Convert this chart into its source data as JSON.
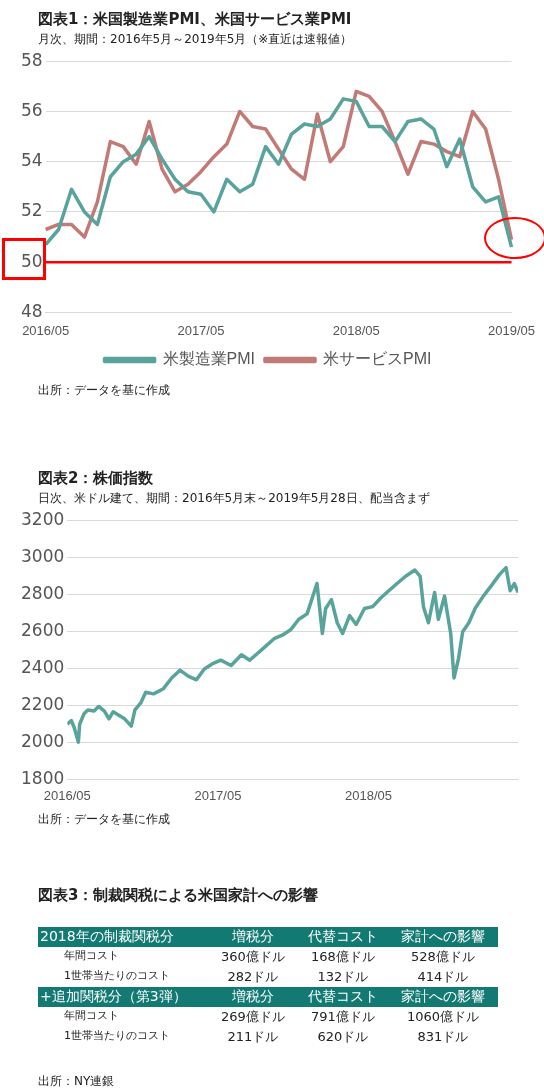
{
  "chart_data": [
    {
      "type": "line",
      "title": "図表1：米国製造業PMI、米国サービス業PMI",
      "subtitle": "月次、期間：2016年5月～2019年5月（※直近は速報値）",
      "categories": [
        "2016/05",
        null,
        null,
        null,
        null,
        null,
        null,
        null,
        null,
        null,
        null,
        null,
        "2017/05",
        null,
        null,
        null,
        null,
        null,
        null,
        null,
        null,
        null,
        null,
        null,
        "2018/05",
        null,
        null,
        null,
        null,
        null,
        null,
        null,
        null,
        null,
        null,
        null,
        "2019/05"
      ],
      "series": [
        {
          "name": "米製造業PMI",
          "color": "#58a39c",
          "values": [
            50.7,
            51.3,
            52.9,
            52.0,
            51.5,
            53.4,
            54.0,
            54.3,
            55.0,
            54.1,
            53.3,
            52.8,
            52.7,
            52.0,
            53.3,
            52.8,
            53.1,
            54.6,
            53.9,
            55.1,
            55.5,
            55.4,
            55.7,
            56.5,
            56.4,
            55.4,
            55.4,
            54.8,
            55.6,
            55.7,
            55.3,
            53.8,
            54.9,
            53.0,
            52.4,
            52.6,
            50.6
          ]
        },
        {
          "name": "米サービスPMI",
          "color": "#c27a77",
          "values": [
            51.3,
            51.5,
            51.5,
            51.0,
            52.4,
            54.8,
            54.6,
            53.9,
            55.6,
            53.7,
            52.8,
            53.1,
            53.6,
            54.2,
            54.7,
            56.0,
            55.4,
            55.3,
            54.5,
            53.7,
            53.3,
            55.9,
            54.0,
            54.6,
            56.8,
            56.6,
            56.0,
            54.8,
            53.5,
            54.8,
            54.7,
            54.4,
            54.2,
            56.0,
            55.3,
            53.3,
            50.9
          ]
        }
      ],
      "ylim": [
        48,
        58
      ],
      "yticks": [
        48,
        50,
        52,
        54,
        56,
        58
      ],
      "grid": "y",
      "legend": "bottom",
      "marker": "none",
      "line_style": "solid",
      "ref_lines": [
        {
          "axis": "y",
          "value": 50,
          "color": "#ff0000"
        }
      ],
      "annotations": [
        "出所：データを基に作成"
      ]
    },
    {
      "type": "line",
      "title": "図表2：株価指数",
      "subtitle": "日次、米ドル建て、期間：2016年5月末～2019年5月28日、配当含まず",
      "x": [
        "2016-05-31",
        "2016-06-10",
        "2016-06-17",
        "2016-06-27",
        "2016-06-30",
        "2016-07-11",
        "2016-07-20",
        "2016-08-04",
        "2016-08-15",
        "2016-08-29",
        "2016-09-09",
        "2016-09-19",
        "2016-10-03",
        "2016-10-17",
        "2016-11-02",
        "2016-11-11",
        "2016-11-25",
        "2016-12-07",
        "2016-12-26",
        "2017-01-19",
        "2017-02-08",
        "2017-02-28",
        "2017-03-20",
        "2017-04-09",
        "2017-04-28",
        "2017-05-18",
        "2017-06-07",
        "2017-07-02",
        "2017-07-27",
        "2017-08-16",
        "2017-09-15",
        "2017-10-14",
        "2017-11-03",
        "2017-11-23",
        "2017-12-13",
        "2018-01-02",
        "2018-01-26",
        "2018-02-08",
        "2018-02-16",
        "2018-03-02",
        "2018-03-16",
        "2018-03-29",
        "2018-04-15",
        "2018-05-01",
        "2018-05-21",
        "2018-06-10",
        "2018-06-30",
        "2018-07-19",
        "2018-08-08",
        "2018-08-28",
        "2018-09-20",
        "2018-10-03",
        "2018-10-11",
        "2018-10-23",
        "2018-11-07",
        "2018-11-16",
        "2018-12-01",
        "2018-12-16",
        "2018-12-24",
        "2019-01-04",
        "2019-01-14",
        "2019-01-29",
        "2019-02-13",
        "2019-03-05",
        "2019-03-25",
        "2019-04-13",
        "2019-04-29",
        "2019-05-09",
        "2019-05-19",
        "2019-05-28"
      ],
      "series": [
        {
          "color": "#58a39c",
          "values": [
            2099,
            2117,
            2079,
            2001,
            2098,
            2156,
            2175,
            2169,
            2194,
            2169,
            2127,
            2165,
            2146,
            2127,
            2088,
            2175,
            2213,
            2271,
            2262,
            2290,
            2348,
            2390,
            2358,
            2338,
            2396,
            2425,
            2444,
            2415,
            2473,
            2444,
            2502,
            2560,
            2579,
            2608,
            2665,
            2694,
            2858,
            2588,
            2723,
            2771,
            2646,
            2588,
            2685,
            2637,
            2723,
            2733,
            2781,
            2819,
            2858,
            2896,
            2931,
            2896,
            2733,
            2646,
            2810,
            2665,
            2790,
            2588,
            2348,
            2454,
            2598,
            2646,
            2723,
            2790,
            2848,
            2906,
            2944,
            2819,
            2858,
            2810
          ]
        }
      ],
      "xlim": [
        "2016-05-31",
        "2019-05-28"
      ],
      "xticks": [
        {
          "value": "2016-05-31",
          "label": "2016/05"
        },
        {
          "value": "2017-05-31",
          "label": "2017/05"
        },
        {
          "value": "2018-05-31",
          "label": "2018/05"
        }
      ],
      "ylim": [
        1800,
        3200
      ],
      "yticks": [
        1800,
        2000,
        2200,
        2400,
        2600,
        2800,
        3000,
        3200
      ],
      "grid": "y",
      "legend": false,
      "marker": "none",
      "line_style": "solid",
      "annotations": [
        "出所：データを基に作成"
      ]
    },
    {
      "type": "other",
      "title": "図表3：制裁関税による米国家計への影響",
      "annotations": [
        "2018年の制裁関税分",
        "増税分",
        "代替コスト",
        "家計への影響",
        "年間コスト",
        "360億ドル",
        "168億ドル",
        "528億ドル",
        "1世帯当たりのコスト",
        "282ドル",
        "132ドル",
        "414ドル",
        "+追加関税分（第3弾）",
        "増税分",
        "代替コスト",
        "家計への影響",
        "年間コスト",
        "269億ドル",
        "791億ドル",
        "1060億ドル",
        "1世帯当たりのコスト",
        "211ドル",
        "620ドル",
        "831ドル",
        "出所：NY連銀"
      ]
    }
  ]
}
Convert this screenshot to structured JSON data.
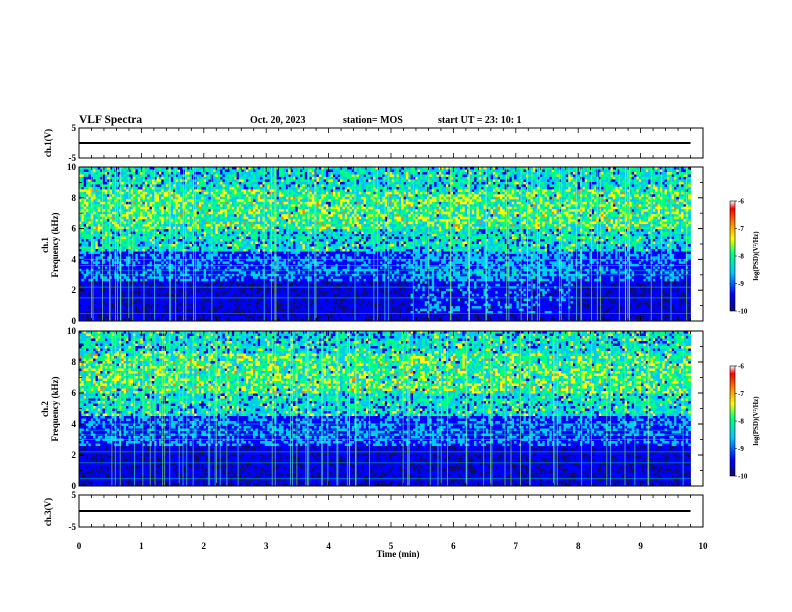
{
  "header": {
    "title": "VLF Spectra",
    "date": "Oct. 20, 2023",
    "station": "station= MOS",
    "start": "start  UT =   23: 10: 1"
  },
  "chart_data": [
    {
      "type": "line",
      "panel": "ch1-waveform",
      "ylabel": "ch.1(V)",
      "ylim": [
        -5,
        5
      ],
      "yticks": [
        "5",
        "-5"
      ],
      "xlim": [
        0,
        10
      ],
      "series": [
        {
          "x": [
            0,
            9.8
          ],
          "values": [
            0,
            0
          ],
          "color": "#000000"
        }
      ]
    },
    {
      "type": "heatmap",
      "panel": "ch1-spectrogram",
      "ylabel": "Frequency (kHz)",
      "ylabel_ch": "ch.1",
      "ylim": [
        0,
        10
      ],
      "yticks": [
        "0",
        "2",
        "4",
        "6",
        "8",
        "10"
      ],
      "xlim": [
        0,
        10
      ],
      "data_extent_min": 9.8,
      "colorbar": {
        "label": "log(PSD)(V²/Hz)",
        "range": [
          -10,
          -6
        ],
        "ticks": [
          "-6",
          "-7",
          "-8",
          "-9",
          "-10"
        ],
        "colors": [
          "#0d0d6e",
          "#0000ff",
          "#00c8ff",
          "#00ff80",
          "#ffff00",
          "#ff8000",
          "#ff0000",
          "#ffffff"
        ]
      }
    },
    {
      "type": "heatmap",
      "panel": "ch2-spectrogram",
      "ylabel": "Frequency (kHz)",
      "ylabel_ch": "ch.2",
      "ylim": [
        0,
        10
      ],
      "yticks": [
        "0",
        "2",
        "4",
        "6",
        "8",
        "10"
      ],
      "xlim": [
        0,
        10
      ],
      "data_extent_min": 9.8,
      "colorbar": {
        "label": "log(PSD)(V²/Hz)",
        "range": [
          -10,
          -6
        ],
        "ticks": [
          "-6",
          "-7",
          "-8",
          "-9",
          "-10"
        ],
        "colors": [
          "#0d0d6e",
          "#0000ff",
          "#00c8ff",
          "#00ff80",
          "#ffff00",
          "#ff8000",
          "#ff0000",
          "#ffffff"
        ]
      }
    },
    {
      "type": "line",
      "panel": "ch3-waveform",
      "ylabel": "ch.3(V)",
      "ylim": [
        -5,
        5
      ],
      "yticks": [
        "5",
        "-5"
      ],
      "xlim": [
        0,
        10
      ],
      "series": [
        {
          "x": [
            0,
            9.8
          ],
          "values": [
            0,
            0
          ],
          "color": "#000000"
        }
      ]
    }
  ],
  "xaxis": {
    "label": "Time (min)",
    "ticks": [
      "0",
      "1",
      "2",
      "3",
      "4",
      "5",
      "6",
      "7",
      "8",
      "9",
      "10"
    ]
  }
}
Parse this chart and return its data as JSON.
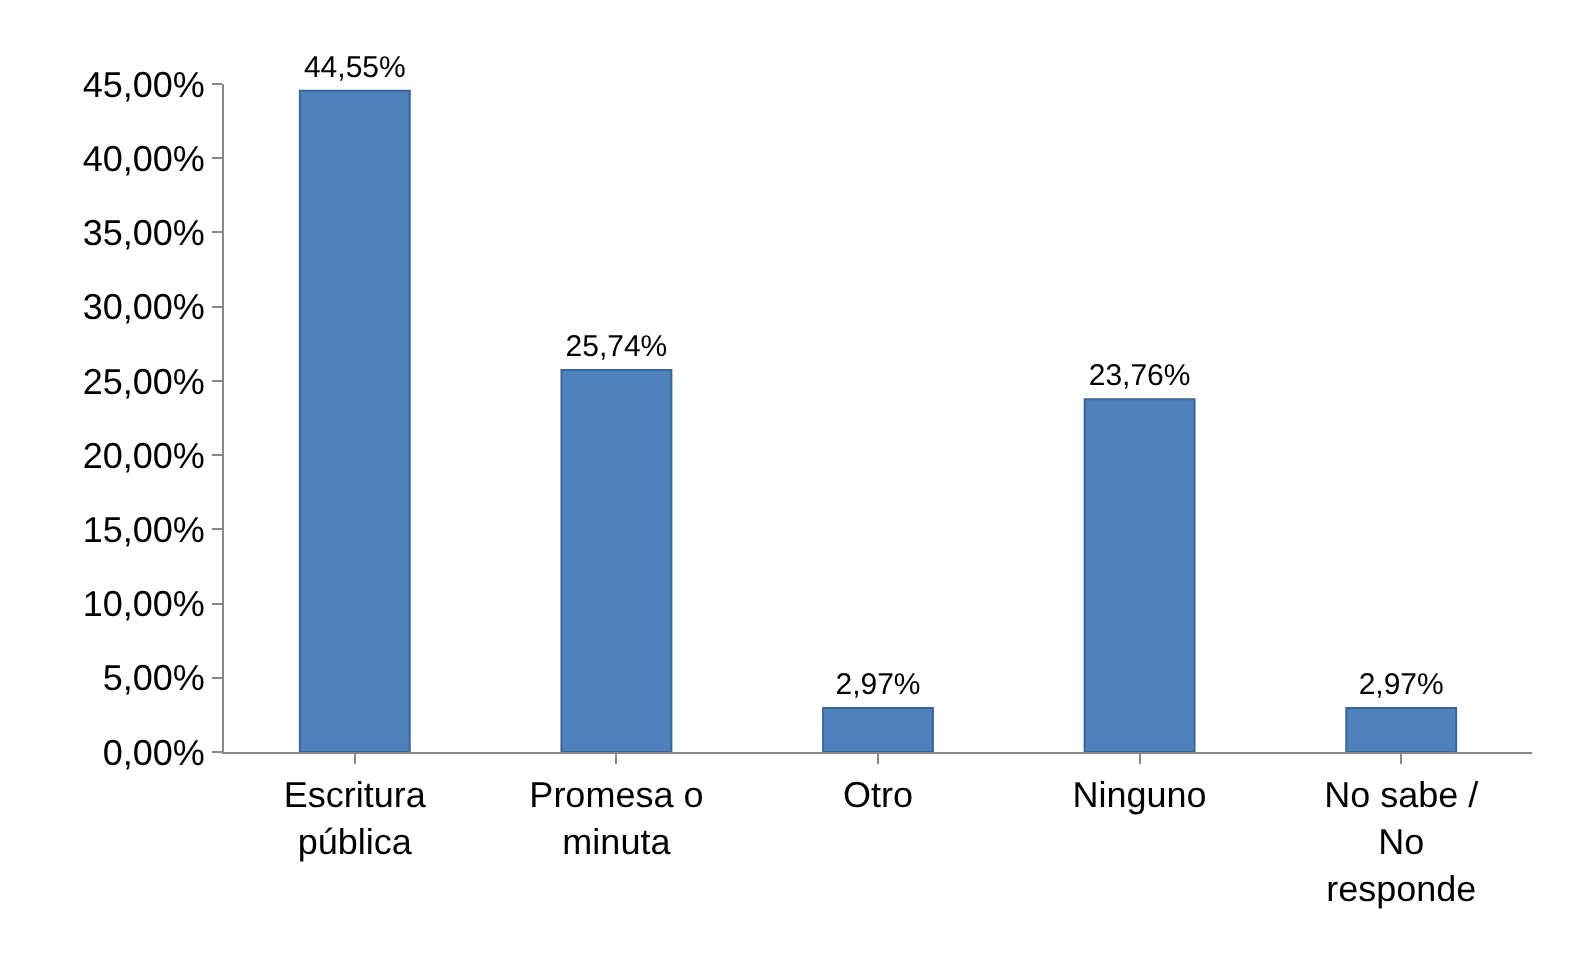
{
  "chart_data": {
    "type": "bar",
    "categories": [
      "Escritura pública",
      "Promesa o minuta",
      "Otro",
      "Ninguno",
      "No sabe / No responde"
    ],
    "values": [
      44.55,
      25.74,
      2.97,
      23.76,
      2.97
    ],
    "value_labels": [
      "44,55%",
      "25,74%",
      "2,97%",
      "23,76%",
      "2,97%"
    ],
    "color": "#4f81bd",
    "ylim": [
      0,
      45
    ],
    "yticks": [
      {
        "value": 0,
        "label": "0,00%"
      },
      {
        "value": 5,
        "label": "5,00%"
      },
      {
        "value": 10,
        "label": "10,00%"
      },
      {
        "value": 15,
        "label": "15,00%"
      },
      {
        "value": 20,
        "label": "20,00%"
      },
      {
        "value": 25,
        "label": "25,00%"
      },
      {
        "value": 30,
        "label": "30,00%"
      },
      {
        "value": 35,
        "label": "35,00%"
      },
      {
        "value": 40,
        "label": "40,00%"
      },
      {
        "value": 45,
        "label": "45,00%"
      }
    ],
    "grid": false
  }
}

● Required work: Produce an exact copy of only those lines that run from the line with "Parse this chart and return its data as JSON." to the final line of the records, including both; exclude images.

● Written solution:
Parse this chart and return its data as JSON.
{
  "chart_data": {
    "type": "bar",
    "categories": [
      "Escritura pública",
      "Promesa o minuta",
      "Otro",
      "Ninguno",
      "No sabe / No responde"
    ],
    "values": [
      44.55,
      25.74,
      2.97,
      23.76,
      2.97
    ],
    "value_labels": [
      "44,55%",
      "25,74%",
      "2,97%",
      "23,76%",
      "2,97%"
    ],
    "color": "#4f81bd",
    "ylim": [
      0,
      45
    ],
    "yticks": [
      {
        "value": 0,
        "label": "0,00%"
      },
      {
        "value": 5,
        "label": "5,00%"
      },
      {
        "value": 10,
        "label": "10,00%"
      },
      {
        "value": 15,
        "label": "15,00%"
      },
      {
        "value": 20,
        "label": "20,00%"
      },
      {
        "value": 25,
        "label": "25,00%"
      },
      {
        "value": 30,
        "label": "30,00%"
      },
      {
        "value": 35,
        "label": "35,00%"
      },
      {
        "value": 40,
        "label": "40,00%"
      },
      {
        "value": 45,
        "label": "45,00%"
      }
    ],
    "grid": false
  }
}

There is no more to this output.